■ Exercise objective ■
Of all the lines in these entries, how many contain the string "День"? Give only that count.

Items from a figure collection
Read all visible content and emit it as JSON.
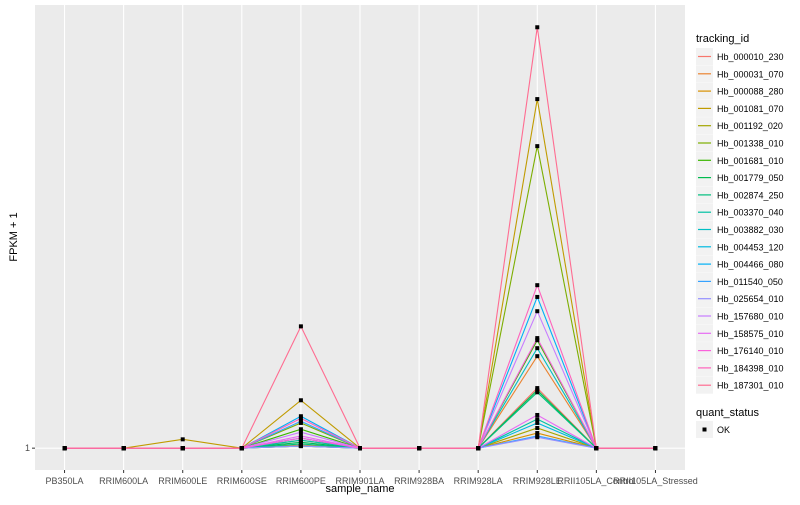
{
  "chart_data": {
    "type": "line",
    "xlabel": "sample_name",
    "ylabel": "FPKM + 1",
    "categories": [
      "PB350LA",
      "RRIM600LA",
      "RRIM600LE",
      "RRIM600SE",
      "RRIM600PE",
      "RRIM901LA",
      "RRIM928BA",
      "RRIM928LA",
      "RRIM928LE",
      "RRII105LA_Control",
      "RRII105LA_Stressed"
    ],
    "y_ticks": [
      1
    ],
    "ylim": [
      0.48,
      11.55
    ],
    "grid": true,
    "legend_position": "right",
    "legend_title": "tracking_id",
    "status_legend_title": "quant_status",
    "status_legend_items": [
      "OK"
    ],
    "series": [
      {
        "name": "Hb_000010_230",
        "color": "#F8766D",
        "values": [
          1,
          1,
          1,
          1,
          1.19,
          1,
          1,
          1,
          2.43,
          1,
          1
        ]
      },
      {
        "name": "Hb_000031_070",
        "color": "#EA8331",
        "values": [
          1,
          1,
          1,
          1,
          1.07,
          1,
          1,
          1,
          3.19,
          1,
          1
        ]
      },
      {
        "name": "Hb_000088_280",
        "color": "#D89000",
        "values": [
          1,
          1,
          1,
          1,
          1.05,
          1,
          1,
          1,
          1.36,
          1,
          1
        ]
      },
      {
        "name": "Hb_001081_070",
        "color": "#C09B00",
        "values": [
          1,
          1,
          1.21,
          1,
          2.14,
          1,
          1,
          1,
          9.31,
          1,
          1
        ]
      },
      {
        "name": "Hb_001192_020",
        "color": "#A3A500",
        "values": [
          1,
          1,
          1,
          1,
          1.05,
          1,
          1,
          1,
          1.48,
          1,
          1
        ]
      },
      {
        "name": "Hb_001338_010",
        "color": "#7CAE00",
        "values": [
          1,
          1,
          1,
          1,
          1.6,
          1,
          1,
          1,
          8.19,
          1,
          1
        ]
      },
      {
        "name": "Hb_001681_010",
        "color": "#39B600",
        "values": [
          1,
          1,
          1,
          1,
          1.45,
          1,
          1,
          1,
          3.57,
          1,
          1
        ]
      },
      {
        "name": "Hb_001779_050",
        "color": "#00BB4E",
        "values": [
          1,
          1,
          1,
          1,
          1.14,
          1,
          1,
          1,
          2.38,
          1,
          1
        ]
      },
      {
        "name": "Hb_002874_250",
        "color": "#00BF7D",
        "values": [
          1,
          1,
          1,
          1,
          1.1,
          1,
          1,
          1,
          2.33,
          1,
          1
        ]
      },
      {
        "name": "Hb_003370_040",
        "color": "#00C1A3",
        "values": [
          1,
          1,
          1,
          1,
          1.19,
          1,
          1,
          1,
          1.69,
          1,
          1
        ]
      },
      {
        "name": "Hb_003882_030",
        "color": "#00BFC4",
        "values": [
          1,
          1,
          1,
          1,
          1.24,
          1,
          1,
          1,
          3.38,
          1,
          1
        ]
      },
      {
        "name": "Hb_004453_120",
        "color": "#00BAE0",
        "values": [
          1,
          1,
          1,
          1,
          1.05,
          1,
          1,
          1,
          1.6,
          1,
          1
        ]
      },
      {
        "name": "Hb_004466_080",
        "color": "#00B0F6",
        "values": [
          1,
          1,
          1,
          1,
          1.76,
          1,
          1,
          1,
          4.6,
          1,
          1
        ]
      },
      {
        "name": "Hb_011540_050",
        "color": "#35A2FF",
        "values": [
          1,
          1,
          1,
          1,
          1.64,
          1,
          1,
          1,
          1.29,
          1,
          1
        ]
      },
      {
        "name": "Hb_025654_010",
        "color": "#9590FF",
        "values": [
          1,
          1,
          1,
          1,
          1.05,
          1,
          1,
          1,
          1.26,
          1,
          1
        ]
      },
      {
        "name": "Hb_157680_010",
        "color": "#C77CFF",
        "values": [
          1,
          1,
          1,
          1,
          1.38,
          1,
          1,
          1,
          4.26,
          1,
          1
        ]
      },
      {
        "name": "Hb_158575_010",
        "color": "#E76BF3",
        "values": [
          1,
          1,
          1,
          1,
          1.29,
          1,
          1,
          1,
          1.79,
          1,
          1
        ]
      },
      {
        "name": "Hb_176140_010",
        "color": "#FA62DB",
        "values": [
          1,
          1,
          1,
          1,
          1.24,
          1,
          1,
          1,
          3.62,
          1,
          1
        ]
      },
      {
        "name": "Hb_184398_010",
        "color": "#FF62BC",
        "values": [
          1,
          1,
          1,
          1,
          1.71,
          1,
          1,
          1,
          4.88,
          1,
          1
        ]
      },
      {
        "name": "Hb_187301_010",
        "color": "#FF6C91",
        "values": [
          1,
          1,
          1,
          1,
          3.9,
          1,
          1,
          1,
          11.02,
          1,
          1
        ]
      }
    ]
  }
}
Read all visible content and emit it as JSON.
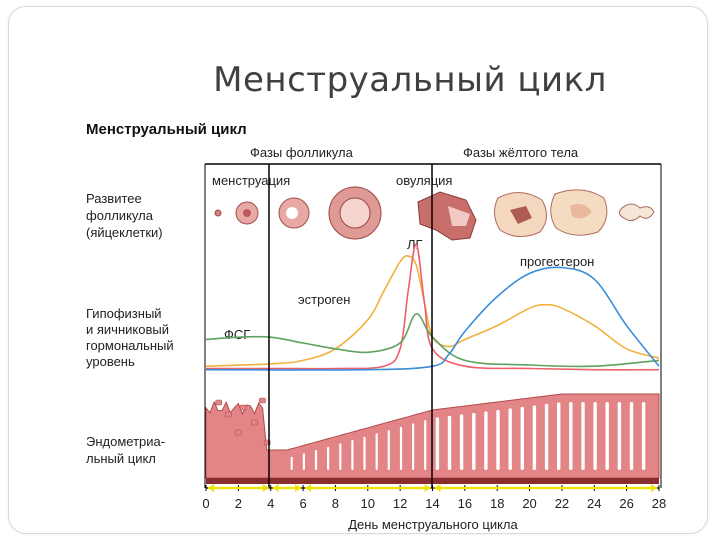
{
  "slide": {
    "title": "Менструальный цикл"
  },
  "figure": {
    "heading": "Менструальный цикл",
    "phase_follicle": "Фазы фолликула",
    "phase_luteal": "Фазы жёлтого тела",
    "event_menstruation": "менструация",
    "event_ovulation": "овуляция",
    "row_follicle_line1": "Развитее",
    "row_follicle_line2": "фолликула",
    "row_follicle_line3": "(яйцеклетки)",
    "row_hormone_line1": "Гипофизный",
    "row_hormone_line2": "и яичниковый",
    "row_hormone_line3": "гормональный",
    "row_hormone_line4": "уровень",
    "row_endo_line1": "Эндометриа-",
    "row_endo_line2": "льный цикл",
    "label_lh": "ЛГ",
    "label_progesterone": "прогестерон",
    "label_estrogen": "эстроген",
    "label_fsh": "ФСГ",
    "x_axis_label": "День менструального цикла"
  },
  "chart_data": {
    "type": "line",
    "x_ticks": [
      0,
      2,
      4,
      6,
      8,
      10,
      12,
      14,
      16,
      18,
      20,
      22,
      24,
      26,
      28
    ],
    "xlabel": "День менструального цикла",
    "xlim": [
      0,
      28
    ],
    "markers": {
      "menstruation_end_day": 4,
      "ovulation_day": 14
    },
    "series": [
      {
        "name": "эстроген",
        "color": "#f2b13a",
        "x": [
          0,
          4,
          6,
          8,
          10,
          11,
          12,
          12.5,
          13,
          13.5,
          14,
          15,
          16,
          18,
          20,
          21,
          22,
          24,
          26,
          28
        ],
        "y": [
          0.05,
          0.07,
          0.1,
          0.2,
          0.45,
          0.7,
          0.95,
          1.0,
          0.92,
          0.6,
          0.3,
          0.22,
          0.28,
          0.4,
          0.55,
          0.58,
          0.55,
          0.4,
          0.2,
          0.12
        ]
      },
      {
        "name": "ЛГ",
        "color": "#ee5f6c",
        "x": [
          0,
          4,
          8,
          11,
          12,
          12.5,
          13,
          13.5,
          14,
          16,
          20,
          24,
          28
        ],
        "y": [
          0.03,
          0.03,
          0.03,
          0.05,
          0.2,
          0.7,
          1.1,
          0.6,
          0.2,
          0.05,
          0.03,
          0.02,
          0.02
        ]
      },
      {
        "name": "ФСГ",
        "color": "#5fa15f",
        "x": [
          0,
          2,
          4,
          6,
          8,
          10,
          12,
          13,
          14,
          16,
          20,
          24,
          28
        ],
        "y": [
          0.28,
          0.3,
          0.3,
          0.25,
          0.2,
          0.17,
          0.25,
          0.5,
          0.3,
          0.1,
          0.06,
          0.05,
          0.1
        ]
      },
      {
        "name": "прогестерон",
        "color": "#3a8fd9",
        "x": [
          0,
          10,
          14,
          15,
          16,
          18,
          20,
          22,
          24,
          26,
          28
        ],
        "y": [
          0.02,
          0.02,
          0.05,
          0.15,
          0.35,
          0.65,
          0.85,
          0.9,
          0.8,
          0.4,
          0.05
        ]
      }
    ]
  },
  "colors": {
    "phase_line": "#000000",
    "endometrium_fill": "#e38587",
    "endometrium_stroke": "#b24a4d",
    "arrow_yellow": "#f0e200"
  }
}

■ Task solution ■
2